[Begin Data lines]

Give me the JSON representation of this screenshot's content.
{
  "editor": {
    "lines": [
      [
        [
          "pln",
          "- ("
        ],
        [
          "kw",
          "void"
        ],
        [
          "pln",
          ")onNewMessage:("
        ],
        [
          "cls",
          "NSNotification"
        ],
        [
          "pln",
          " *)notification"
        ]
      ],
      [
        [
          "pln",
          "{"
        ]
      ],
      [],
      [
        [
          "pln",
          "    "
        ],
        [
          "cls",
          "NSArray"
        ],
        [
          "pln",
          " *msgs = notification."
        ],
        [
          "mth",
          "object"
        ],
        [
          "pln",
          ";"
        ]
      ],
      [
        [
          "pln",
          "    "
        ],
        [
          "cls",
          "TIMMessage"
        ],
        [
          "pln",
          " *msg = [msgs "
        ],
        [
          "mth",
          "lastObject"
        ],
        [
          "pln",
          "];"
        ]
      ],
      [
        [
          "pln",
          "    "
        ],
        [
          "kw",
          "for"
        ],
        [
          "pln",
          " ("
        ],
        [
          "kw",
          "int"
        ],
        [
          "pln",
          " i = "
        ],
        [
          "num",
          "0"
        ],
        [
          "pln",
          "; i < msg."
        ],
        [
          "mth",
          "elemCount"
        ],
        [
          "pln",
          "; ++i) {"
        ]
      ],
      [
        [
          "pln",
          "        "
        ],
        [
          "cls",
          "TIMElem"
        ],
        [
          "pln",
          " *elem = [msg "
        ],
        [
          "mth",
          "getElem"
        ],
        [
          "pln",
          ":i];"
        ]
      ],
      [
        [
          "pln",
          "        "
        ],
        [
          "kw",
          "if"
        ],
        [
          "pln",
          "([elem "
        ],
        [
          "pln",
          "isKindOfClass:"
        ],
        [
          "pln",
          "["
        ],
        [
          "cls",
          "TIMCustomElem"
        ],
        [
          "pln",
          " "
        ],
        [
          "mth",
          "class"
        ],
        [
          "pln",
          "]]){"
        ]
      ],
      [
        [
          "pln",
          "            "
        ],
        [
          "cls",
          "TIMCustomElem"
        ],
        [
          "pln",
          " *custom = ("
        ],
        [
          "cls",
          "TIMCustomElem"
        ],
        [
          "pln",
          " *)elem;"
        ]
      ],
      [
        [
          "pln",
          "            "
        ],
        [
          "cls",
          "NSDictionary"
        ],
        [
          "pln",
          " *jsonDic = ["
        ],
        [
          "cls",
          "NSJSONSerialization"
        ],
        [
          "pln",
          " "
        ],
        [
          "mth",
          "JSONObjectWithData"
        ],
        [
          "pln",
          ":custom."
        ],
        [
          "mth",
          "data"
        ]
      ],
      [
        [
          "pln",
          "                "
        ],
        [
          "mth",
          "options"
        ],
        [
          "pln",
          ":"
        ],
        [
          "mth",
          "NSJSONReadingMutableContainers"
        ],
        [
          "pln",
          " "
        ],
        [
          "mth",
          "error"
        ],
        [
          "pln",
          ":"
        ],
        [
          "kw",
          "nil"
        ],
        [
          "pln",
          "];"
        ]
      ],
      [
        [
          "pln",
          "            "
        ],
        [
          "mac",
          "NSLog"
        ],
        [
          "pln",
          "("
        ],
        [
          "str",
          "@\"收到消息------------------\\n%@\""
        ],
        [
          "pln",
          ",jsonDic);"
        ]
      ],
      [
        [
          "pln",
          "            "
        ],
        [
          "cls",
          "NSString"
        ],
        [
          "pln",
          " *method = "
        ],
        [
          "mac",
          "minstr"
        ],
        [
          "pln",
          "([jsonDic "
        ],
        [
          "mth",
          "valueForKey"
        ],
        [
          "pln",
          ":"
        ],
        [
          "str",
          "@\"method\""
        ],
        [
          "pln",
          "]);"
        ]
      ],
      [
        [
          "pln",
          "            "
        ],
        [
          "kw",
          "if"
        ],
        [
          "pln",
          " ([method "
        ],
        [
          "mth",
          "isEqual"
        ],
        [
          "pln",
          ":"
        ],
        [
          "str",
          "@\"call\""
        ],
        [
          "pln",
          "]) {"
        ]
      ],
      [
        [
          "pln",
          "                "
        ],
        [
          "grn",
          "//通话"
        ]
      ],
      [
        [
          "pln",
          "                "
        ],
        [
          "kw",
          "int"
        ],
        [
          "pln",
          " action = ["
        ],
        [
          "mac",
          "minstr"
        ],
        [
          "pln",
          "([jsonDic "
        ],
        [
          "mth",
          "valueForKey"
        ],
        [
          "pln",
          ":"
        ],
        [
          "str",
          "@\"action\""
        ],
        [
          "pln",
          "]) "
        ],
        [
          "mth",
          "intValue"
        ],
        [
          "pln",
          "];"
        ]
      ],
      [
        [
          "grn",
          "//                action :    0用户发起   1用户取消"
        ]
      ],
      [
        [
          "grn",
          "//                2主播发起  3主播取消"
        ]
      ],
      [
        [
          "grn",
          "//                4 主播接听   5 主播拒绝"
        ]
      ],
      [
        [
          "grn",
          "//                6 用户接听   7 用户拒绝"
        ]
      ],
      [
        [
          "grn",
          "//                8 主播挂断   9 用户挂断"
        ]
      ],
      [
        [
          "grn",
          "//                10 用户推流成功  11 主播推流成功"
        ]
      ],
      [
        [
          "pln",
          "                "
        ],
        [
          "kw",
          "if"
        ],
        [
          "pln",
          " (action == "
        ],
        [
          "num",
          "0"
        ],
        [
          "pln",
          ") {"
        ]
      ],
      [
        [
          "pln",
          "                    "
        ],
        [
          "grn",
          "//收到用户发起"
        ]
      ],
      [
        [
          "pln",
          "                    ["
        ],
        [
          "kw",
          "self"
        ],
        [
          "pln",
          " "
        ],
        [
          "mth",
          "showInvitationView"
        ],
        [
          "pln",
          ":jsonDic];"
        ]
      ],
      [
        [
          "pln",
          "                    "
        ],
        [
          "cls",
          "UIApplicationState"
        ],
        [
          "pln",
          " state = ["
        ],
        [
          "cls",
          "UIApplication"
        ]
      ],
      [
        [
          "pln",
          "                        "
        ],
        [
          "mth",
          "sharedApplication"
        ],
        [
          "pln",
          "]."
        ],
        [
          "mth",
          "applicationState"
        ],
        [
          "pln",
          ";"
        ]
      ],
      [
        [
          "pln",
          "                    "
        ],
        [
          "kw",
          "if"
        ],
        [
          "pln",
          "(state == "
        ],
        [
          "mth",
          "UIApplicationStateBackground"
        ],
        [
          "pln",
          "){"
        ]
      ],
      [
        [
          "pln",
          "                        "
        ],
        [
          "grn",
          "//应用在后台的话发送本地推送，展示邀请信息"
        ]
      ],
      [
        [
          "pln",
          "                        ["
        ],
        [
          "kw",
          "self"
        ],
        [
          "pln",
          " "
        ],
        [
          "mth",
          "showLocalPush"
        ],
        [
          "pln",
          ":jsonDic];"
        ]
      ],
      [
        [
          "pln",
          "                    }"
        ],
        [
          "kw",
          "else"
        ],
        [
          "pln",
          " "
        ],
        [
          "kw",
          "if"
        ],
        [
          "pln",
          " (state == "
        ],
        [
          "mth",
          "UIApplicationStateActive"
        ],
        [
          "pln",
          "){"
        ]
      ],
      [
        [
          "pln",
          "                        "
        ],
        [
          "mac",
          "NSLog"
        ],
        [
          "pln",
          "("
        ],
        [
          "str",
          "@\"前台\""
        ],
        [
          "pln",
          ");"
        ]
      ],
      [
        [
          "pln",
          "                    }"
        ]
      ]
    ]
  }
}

[End Data lines]

Problem to work on — Restate each of the entries above verbatim.

Written answer —
Give me the JSON representation of this screenshot's content.
{
  "editor": {
    "lines": [
      [
        [
          "pln",
          "- ("
        ],
        [
          "kw",
          "void"
        ],
        [
          "pln",
          ")onNewMessage:("
        ],
        [
          "cls",
          "NSNotification"
        ],
        [
          "pln",
          " *)notification"
        ]
      ],
      [
        [
          "pln",
          "{"
        ]
      ],
      [],
      [
        [
          "pln",
          "    "
        ],
        [
          "cls",
          "NSArray"
        ],
        [
          "pln",
          " *msgs = notification."
        ],
        [
          "mth",
          "object"
        ],
        [
          "pln",
          ";"
        ]
      ],
      [
        [
          "pln",
          "    "
        ],
        [
          "cls",
          "TIMMessage"
        ],
        [
          "pln",
          " *msg = [msgs "
        ],
        [
          "mth",
          "lastObject"
        ],
        [
          "pln",
          "];"
        ]
      ],
      [
        [
          "pln",
          "    "
        ],
        [
          "kw",
          "for"
        ],
        [
          "pln",
          " ("
        ],
        [
          "kw",
          "int"
        ],
        [
          "pln",
          " i = "
        ],
        [
          "num",
          "0"
        ],
        [
          "pln",
          "; i < msg."
        ],
        [
          "mth",
          "elemCount"
        ],
        [
          "pln",
          "; ++i) {"
        ]
      ],
      [
        [
          "pln",
          "        "
        ],
        [
          "cls",
          "TIMElem"
        ],
        [
          "pln",
          " *elem = [msg "
        ],
        [
          "mth",
          "getElem"
        ],
        [
          "pln",
          ":i];"
        ]
      ],
      [
        [
          "pln",
          "        "
        ],
        [
          "kw",
          "if"
        ],
        [
          "pln",
          "([elem "
        ],
        [
          "pln",
          "isKindOfClass:"
        ],
        [
          "pln",
          "["
        ],
        [
          "cls",
          "TIMCustomElem"
        ],
        [
          "pln",
          " "
        ],
        [
          "mth",
          "class"
        ],
        [
          "pln",
          "]]){"
        ]
      ],
      [
        [
          "pln",
          "            "
        ],
        [
          "cls",
          "TIMCustomElem"
        ],
        [
          "pln",
          " *custom = ("
        ],
        [
          "cls",
          "TIMCustomElem"
        ],
        [
          "pln",
          " *)elem;"
        ]
      ],
      [
        [
          "pln",
          "            "
        ],
        [
          "cls",
          "NSDictionary"
        ],
        [
          "pln",
          " *jsonDic = ["
        ],
        [
          "cls",
          "NSJSONSerialization"
        ],
        [
          "pln",
          " "
        ],
        [
          "mth",
          "JSONObjectWithData"
        ],
        [
          "pln",
          ":custom."
        ],
        [
          "mth",
          "data"
        ]
      ],
      [
        [
          "pln",
          "                "
        ],
        [
          "mth",
          "options"
        ],
        [
          "pln",
          ":"
        ],
        [
          "mth",
          "NSJSONReadingMutableContainers"
        ],
        [
          "pln",
          " "
        ],
        [
          "mth",
          "error"
        ],
        [
          "pln",
          ":"
        ],
        [
          "kw",
          "nil"
        ],
        [
          "pln",
          "];"
        ]
      ],
      [
        [
          "pln",
          "            "
        ],
        [
          "mac",
          "NSLog"
        ],
        [
          "pln",
          "("
        ],
        [
          "str",
          "@\"收到消息------------------\\n%@\""
        ],
        [
          "pln",
          ",jsonDic);"
        ]
      ],
      [
        [
          "pln",
          "            "
        ],
        [
          "cls",
          "NSString"
        ],
        [
          "pln",
          " *method = "
        ],
        [
          "mac",
          "minstr"
        ],
        [
          "pln",
          "([jsonDic "
        ],
        [
          "mth",
          "valueForKey"
        ],
        [
          "pln",
          ":"
        ],
        [
          "str",
          "@\"method\""
        ],
        [
          "pln",
          "]);"
        ]
      ],
      [
        [
          "pln",
          "            "
        ],
        [
          "kw",
          "if"
        ],
        [
          "pln",
          " ([method "
        ],
        [
          "mth",
          "isEqual"
        ],
        [
          "pln",
          ":"
        ],
        [
          "str",
          "@\"call\""
        ],
        [
          "pln",
          "]) {"
        ]
      ],
      [
        [
          "pln",
          "                "
        ],
        [
          "grn",
          "//通话"
        ]
      ],
      [
        [
          "pln",
          "                "
        ],
        [
          "kw",
          "int"
        ],
        [
          "pln",
          " action = ["
        ],
        [
          "mac",
          "minstr"
        ],
        [
          "pln",
          "([jsonDic "
        ],
        [
          "mth",
          "valueForKey"
        ],
        [
          "pln",
          ":"
        ],
        [
          "str",
          "@\"action\""
        ],
        [
          "pln",
          "]) "
        ],
        [
          "mth",
          "intValue"
        ],
        [
          "pln",
          "];"
        ]
      ],
      [
        [
          "grn",
          "//                action :    0用户发起   1用户取消"
        ]
      ],
      [
        [
          "grn",
          "//                2主播发起  3主播取消"
        ]
      ],
      [
        [
          "grn",
          "//                4 主播接听   5 主播拒绝"
        ]
      ],
      [
        [
          "grn",
          "//                6 用户接听   7 用户拒绝"
        ]
      ],
      [
        [
          "grn",
          "//                8 主播挂断   9 用户挂断"
        ]
      ],
      [
        [
          "grn",
          "//                10 用户推流成功  11 主播推流成功"
        ]
      ],
      [
        [
          "pln",
          "                "
        ],
        [
          "kw",
          "if"
        ],
        [
          "pln",
          " (action == "
        ],
        [
          "num",
          "0"
        ],
        [
          "pln",
          ") {"
        ]
      ],
      [
        [
          "pln",
          "                    "
        ],
        [
          "grn",
          "//收到用户发起"
        ]
      ],
      [
        [
          "pln",
          "                    ["
        ],
        [
          "kw",
          "self"
        ],
        [
          "pln",
          " "
        ],
        [
          "mth",
          "showInvitationView"
        ],
        [
          "pln",
          ":jsonDic];"
        ]
      ],
      [
        [
          "pln",
          "                    "
        ],
        [
          "cls",
          "UIApplicationState"
        ],
        [
          "pln",
          " state = ["
        ],
        [
          "cls",
          "UIApplication"
        ]
      ],
      [
        [
          "pln",
          "                        "
        ],
        [
          "mth",
          "sharedApplication"
        ],
        [
          "pln",
          "]."
        ],
        [
          "mth",
          "applicationState"
        ],
        [
          "pln",
          ";"
        ]
      ],
      [
        [
          "pln",
          "                    "
        ],
        [
          "kw",
          "if"
        ],
        [
          "pln",
          "(state == "
        ],
        [
          "mth",
          "UIApplicationStateBackground"
        ],
        [
          "pln",
          "){"
        ]
      ],
      [
        [
          "pln",
          "                        "
        ],
        [
          "grn",
          "//应用在后台的话发送本地推送，展示邀请信息"
        ]
      ],
      [
        [
          "pln",
          "                        ["
        ],
        [
          "kw",
          "self"
        ],
        [
          "pln",
          " "
        ],
        [
          "mth",
          "showLocalPush"
        ],
        [
          "pln",
          ":jsonDic];"
        ]
      ],
      [
        [
          "pln",
          "                    }"
        ],
        [
          "kw",
          "else"
        ],
        [
          "pln",
          " "
        ],
        [
          "kw",
          "if"
        ],
        [
          "pln",
          " (state == "
        ],
        [
          "mth",
          "UIApplicationStateActive"
        ],
        [
          "pln",
          "){"
        ]
      ],
      [
        [
          "pln",
          "                        "
        ],
        [
          "mac",
          "NSLog"
        ],
        [
          "pln",
          "("
        ],
        [
          "str",
          "@\"前台\""
        ],
        [
          "pln",
          ");"
        ]
      ],
      [
        [
          "pln",
          "                    }"
        ]
      ]
    ]
  }
}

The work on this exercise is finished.